─── DATA FOR THIS TASK

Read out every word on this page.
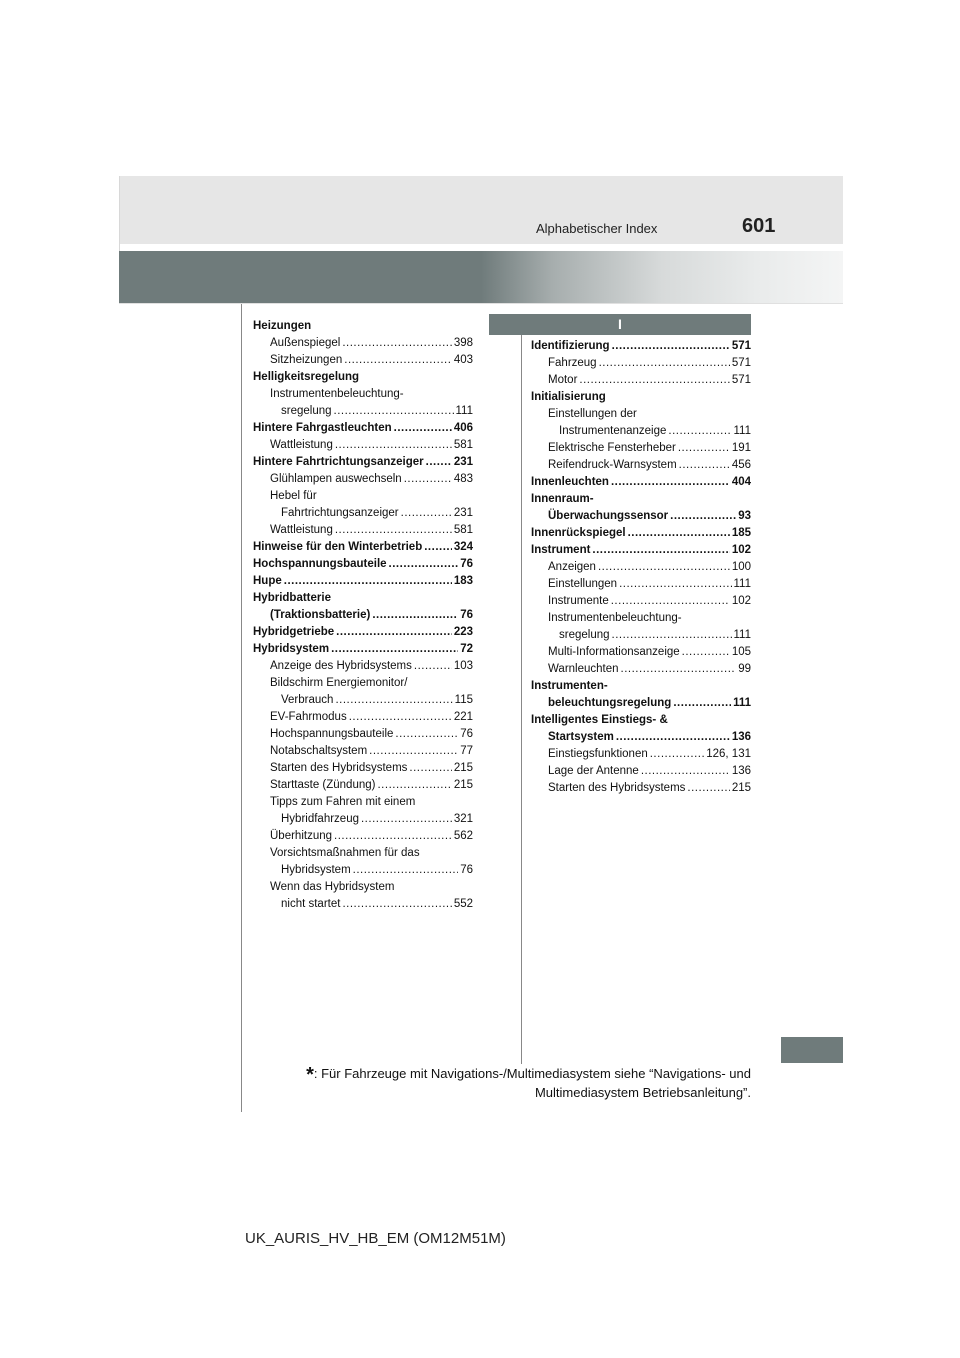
Alphabetischer Index	601
I
Heizungen
Außenspiegel .....	398
Sitzheizungen .....	403
Helligkeitsregelung
Instrumentenbeleuchtung-
sregelung .....	111
Hintere Fahrgastleuchten .....	406
Wattleistung .....	581
Hintere Fahrtrichtungsanzeiger .....	231
Glühlampen auswechseln .....	483
Hebel für
Fahrtrichtungsanzeiger .....	231
Wattleistung .....	581
Hinweise für den Winterbetrieb .....	324
Hochspannungsbauteile .....	76
Hupe .....	183
Hybridbatterie
(Traktionsbatterie) .....	76
Hybridgetriebe .....	223
Hybridsystem .....	72
Anzeige des Hybridsystems .....	103
Bildschirm Energiemonitor/
Verbrauch .....	115
EV-Fahrmodus .....	221
Hochspannungsbauteile .....	76
Notabschaltsystem .....	77
Starten des Hybridsystems .....	215
Starttaste (Zündung) .....	215
Tipps zum Fahren mit einem
Hybridfahrzeug .....	321
Überhitzung .....	562
Vorsichtsmaßnahmen für das
Hybridsystem .....	76
Wenn das Hybridsystem
nicht startet .....	552
Identifizierung .....	571
Fahrzeug .....	571
Motor .....	571
Initialisierung
Einstellungen der
Instrumentenanzeige .....	111
Elektrische Fensterheber .....	191
Reifendruck-Warnsystem .....	456
Innenleuchten .....	404
Innenraum-
Überwachungssensor .....	93
Innenrückspiegel .....	185
Instrument .....	102
Anzeigen .....	100
Einstellungen .....	111
Instrumente .....	102
Instrumentenbeleuchtung-
sregelung .....	111
Multi-Informationsanzeige .....	105
Warnleuchten .....	99
Instrumenten-
beleuchtungsregelung .....	111
Intelligentes Einstiegs- &
Startsystem .....	136
Einstiegsfunktionen .....	126, 131
Lage der Antenne .....	136
Starten des Hybridsystems .....	215
*: Für Fahrzeuge mit Navigations-/Multimediasystem siehe “Navigations- und
Multimediasystem Betriebsanleitung”.
UK_AURIS_HV_HB_EM (OM12M51M)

──────

#### GIVEN INSTRUCTION
Write out the material above again, word for word, minus its pictures.

#### EXERCISE RESPONSE
Read out every word on this page.
Alphabetischer Index	601
I
Heizungen
Außenspiegel .....	398
Sitzheizungen .....	403
Helligkeitsregelung
Instrumentenbeleuchtung-
sregelung .....	111
Hintere Fahrgastleuchten .....	406
Wattleistung .....	581
Hintere Fahrtrichtungsanzeiger .....	231
Glühlampen auswechseln .....	483
Hebel für
Fahrtrichtungsanzeiger .....	231
Wattleistung .....	581
Hinweise für den Winterbetrieb .....	324
Hochspannungsbauteile .....	76
Hupe .....	183
Hybridbatterie
(Traktionsbatterie) .....	76
Hybridgetriebe .....	223
Hybridsystem .....	72
Anzeige des Hybridsystems .....	103
Bildschirm Energiemonitor/
Verbrauch .....	115
EV-Fahrmodus .....	221
Hochspannungsbauteile .....	76
Notabschaltsystem .....	77
Starten des Hybridsystems .....	215
Starttaste (Zündung) .....	215
Tipps zum Fahren mit einem
Hybridfahrzeug .....	321
Überhitzung .....	562
Vorsichtsmaßnahmen für das
Hybridsystem .....	76
Wenn das Hybridsystem
nicht startet .....	552
Identifizierung .....	571
Fahrzeug .....	571
Motor .....	571
Initialisierung
Einstellungen der
Instrumentenanzeige .....	111
Elektrische Fensterheber .....	191
Reifendruck-Warnsystem .....	456
Innenleuchten .....	404
Innenraum-
Überwachungssensor .....	93
Innenrückspiegel .....	185
Instrument .....	102
Anzeigen .....	100
Einstellungen .....	111
Instrumente .....	102
Instrumentenbeleuchtung-
sregelung .....	111
Multi-Informationsanzeige .....	105
Warnleuchten .....	99
Instrumenten-
beleuchtungsregelung .....	111
Intelligentes Einstiegs- &
Startsystem .....	136
Einstiegsfunktionen .....	126, 131
Lage der Antenne .....	136
Starten des Hybridsystems .....	215
*: Für Fahrzeuge mit Navigations-/Multimediasystem siehe “Navigations- und
Multimediasystem Betriebsanleitung”.
UK_AURIS_HV_HB_EM (OM12M51M)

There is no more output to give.